Records from a collection of figures
*-*-*

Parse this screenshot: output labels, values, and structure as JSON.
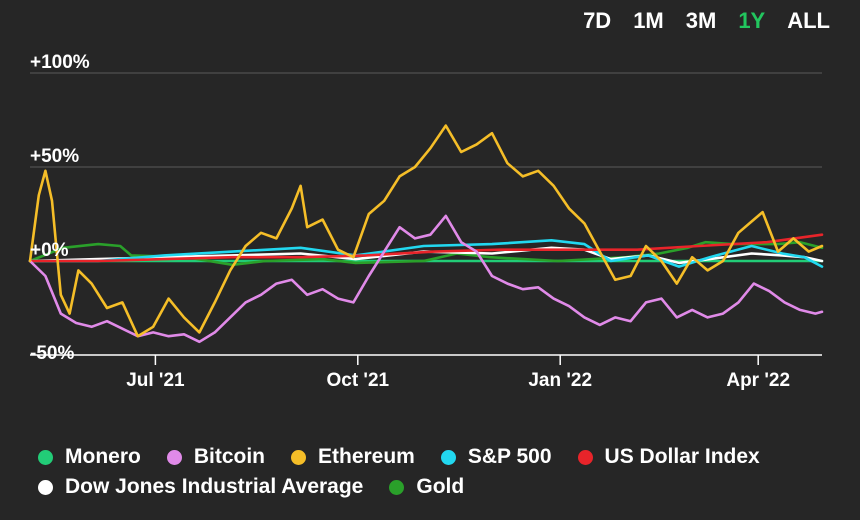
{
  "range_tabs": [
    {
      "label": "7D",
      "active": false
    },
    {
      "label": "1M",
      "active": false
    },
    {
      "label": "3M",
      "active": false
    },
    {
      "label": "1Y",
      "active": true
    },
    {
      "label": "ALL",
      "active": false
    }
  ],
  "colors": {
    "background": "#262626",
    "gridline": "#5a5a5a",
    "active_tab": "#22c55e"
  },
  "chart_data": {
    "type": "line",
    "title": "",
    "xlabel": "",
    "ylabel": "",
    "ylim": [
      -50,
      100
    ],
    "xlim": [
      "2021-05-05",
      "2022-04-30"
    ],
    "yticks": [
      {
        "value": 100,
        "label": "+100%"
      },
      {
        "value": 50,
        "label": "+50%"
      },
      {
        "value": 0,
        "label": "+0%"
      },
      {
        "value": -50,
        "label": "-50%"
      }
    ],
    "xticks": [
      {
        "date": "2021-07-01",
        "label": "Jul '21"
      },
      {
        "date": "2021-10-01",
        "label": "Oct '21"
      },
      {
        "date": "2022-01-01",
        "label": "Jan '22"
      },
      {
        "date": "2022-04-01",
        "label": "Apr '22"
      }
    ],
    "grid": true,
    "legend_position": "bottom",
    "series": [
      {
        "name": "Monero",
        "color": "#22cc77",
        "points": [
          [
            "2021-05-05",
            0
          ],
          [
            "2022-04-30",
            0
          ]
        ]
      },
      {
        "name": "Bitcoin",
        "color": "#e08ae8",
        "points": [
          [
            "2021-05-05",
            0
          ],
          [
            "2021-05-12",
            -8
          ],
          [
            "2021-05-19",
            -28
          ],
          [
            "2021-05-26",
            -33
          ],
          [
            "2021-06-02",
            -35
          ],
          [
            "2021-06-09",
            -32
          ],
          [
            "2021-06-16",
            -36
          ],
          [
            "2021-06-23",
            -40
          ],
          [
            "2021-06-30",
            -38
          ],
          [
            "2021-07-07",
            -40
          ],
          [
            "2021-07-14",
            -39
          ],
          [
            "2021-07-21",
            -43
          ],
          [
            "2021-07-28",
            -38
          ],
          [
            "2021-08-04",
            -30
          ],
          [
            "2021-08-11",
            -22
          ],
          [
            "2021-08-18",
            -18
          ],
          [
            "2021-08-25",
            -12
          ],
          [
            "2021-09-01",
            -10
          ],
          [
            "2021-09-08",
            -18
          ],
          [
            "2021-09-15",
            -15
          ],
          [
            "2021-09-22",
            -20
          ],
          [
            "2021-09-29",
            -22
          ],
          [
            "2021-10-06",
            -8
          ],
          [
            "2021-10-13",
            5
          ],
          [
            "2021-10-20",
            18
          ],
          [
            "2021-10-27",
            12
          ],
          [
            "2021-11-03",
            14
          ],
          [
            "2021-11-10",
            24
          ],
          [
            "2021-11-17",
            10
          ],
          [
            "2021-11-24",
            5
          ],
          [
            "2021-12-01",
            -8
          ],
          [
            "2021-12-08",
            -12
          ],
          [
            "2021-12-15",
            -15
          ],
          [
            "2021-12-22",
            -14
          ],
          [
            "2021-12-29",
            -20
          ],
          [
            "2022-01-05",
            -24
          ],
          [
            "2022-01-12",
            -30
          ],
          [
            "2022-01-19",
            -34
          ],
          [
            "2022-01-26",
            -30
          ],
          [
            "2022-02-02",
            -32
          ],
          [
            "2022-02-09",
            -22
          ],
          [
            "2022-02-16",
            -20
          ],
          [
            "2022-02-23",
            -30
          ],
          [
            "2022-03-02",
            -26
          ],
          [
            "2022-03-09",
            -30
          ],
          [
            "2022-03-16",
            -28
          ],
          [
            "2022-03-23",
            -22
          ],
          [
            "2022-03-30",
            -12
          ],
          [
            "2022-04-06",
            -16
          ],
          [
            "2022-04-13",
            -22
          ],
          [
            "2022-04-20",
            -26
          ],
          [
            "2022-04-27",
            -28
          ],
          [
            "2022-04-30",
            -27
          ]
        ]
      },
      {
        "name": "Ethereum",
        "color": "#f5be28",
        "points": [
          [
            "2021-05-05",
            0
          ],
          [
            "2021-05-09",
            35
          ],
          [
            "2021-05-12",
            48
          ],
          [
            "2021-05-15",
            32
          ],
          [
            "2021-05-19",
            -18
          ],
          [
            "2021-05-23",
            -28
          ],
          [
            "2021-05-27",
            -5
          ],
          [
            "2021-06-02",
            -12
          ],
          [
            "2021-06-09",
            -25
          ],
          [
            "2021-06-16",
            -22
          ],
          [
            "2021-06-23",
            -40
          ],
          [
            "2021-06-30",
            -35
          ],
          [
            "2021-07-07",
            -20
          ],
          [
            "2021-07-14",
            -30
          ],
          [
            "2021-07-21",
            -38
          ],
          [
            "2021-07-28",
            -22
          ],
          [
            "2021-08-04",
            -5
          ],
          [
            "2021-08-11",
            8
          ],
          [
            "2021-08-18",
            15
          ],
          [
            "2021-08-25",
            12
          ],
          [
            "2021-09-01",
            28
          ],
          [
            "2021-09-05",
            40
          ],
          [
            "2021-09-08",
            18
          ],
          [
            "2021-09-15",
            22
          ],
          [
            "2021-09-22",
            6
          ],
          [
            "2021-09-29",
            2
          ],
          [
            "2021-10-06",
            25
          ],
          [
            "2021-10-13",
            32
          ],
          [
            "2021-10-20",
            45
          ],
          [
            "2021-10-27",
            50
          ],
          [
            "2021-11-03",
            60
          ],
          [
            "2021-11-10",
            72
          ],
          [
            "2021-11-17",
            58
          ],
          [
            "2021-11-24",
            62
          ],
          [
            "2021-12-01",
            68
          ],
          [
            "2021-12-08",
            52
          ],
          [
            "2021-12-15",
            45
          ],
          [
            "2021-12-22",
            48
          ],
          [
            "2021-12-29",
            40
          ],
          [
            "2022-01-05",
            28
          ],
          [
            "2022-01-12",
            20
          ],
          [
            "2022-01-19",
            5
          ],
          [
            "2022-01-26",
            -10
          ],
          [
            "2022-02-02",
            -8
          ],
          [
            "2022-02-09",
            8
          ],
          [
            "2022-02-16",
            0
          ],
          [
            "2022-02-23",
            -12
          ],
          [
            "2022-03-02",
            2
          ],
          [
            "2022-03-09",
            -5
          ],
          [
            "2022-03-16",
            0
          ],
          [
            "2022-03-23",
            15
          ],
          [
            "2022-03-30",
            22
          ],
          [
            "2022-04-03",
            26
          ],
          [
            "2022-04-10",
            5
          ],
          [
            "2022-04-17",
            12
          ],
          [
            "2022-04-24",
            5
          ],
          [
            "2022-04-30",
            8
          ]
        ]
      },
      {
        "name": "S&P 500",
        "color": "#22d8f0",
        "points": [
          [
            "2021-05-05",
            0
          ],
          [
            "2021-06-05",
            0
          ],
          [
            "2021-07-05",
            3
          ],
          [
            "2021-08-05",
            5
          ],
          [
            "2021-09-05",
            7
          ],
          [
            "2021-09-30",
            3
          ],
          [
            "2021-10-31",
            8
          ],
          [
            "2021-12-01",
            9
          ],
          [
            "2021-12-28",
            11
          ],
          [
            "2022-01-12",
            9
          ],
          [
            "2022-01-24",
            0
          ],
          [
            "2022-02-10",
            3
          ],
          [
            "2022-02-24",
            -3
          ],
          [
            "2022-03-10",
            2
          ],
          [
            "2022-03-29",
            8
          ],
          [
            "2022-04-12",
            4
          ],
          [
            "2022-04-22",
            2
          ],
          [
            "2022-04-30",
            -3
          ]
        ]
      },
      {
        "name": "US Dollar Index",
        "color": "#e8242a",
        "points": [
          [
            "2021-05-05",
            0
          ],
          [
            "2021-06-05",
            0
          ],
          [
            "2021-07-05",
            1
          ],
          [
            "2021-08-05",
            2
          ],
          [
            "2021-09-05",
            2
          ],
          [
            "2021-10-05",
            3
          ],
          [
            "2021-11-05",
            5
          ],
          [
            "2021-12-05",
            6
          ],
          [
            "2022-01-05",
            6
          ],
          [
            "2022-02-05",
            6
          ],
          [
            "2022-03-05",
            8
          ],
          [
            "2022-04-05",
            10
          ],
          [
            "2022-04-30",
            14
          ]
        ]
      },
      {
        "name": "Dow Jones Industrial Average",
        "color": "#ffffff",
        "points": [
          [
            "2021-05-05",
            0
          ],
          [
            "2021-06-05",
            1
          ],
          [
            "2021-07-05",
            2
          ],
          [
            "2021-08-05",
            3
          ],
          [
            "2021-09-05",
            4
          ],
          [
            "2021-09-30",
            1
          ],
          [
            "2021-10-31",
            5
          ],
          [
            "2021-12-01",
            4
          ],
          [
            "2021-12-28",
            7
          ],
          [
            "2022-01-12",
            6
          ],
          [
            "2022-01-24",
            1
          ],
          [
            "2022-02-10",
            3
          ],
          [
            "2022-02-24",
            -1
          ],
          [
            "2022-03-10",
            1
          ],
          [
            "2022-03-29",
            4
          ],
          [
            "2022-04-12",
            3
          ],
          [
            "2022-04-22",
            2
          ],
          [
            "2022-04-30",
            0
          ]
        ]
      },
      {
        "name": "Gold",
        "color": "#2aa02a",
        "points": [
          [
            "2021-05-05",
            0
          ],
          [
            "2021-05-20",
            7
          ],
          [
            "2021-06-05",
            9
          ],
          [
            "2021-06-15",
            8
          ],
          [
            "2021-06-20",
            3
          ],
          [
            "2021-07-15",
            2
          ],
          [
            "2021-08-05",
            -2
          ],
          [
            "2021-08-20",
            0
          ],
          [
            "2021-09-15",
            1
          ],
          [
            "2021-09-30",
            -1
          ],
          [
            "2021-10-31",
            0
          ],
          [
            "2021-11-15",
            4
          ],
          [
            "2021-11-30",
            2
          ],
          [
            "2021-12-31",
            0
          ],
          [
            "2022-01-31",
            2
          ],
          [
            "2022-02-15",
            4
          ],
          [
            "2022-02-28",
            7
          ],
          [
            "2022-03-08",
            10
          ],
          [
            "2022-03-20",
            9
          ],
          [
            "2022-04-10",
            9
          ],
          [
            "2022-04-20",
            10
          ],
          [
            "2022-04-30",
            7
          ]
        ]
      }
    ]
  }
}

*-*-*

Do this
Using the entries above, return each line that includes the word "date".

Reply
        "date": "2021-07-01",
        "date": "2021-10-01",
        "date": "2022-01-01",
        "date": "2022-04-01",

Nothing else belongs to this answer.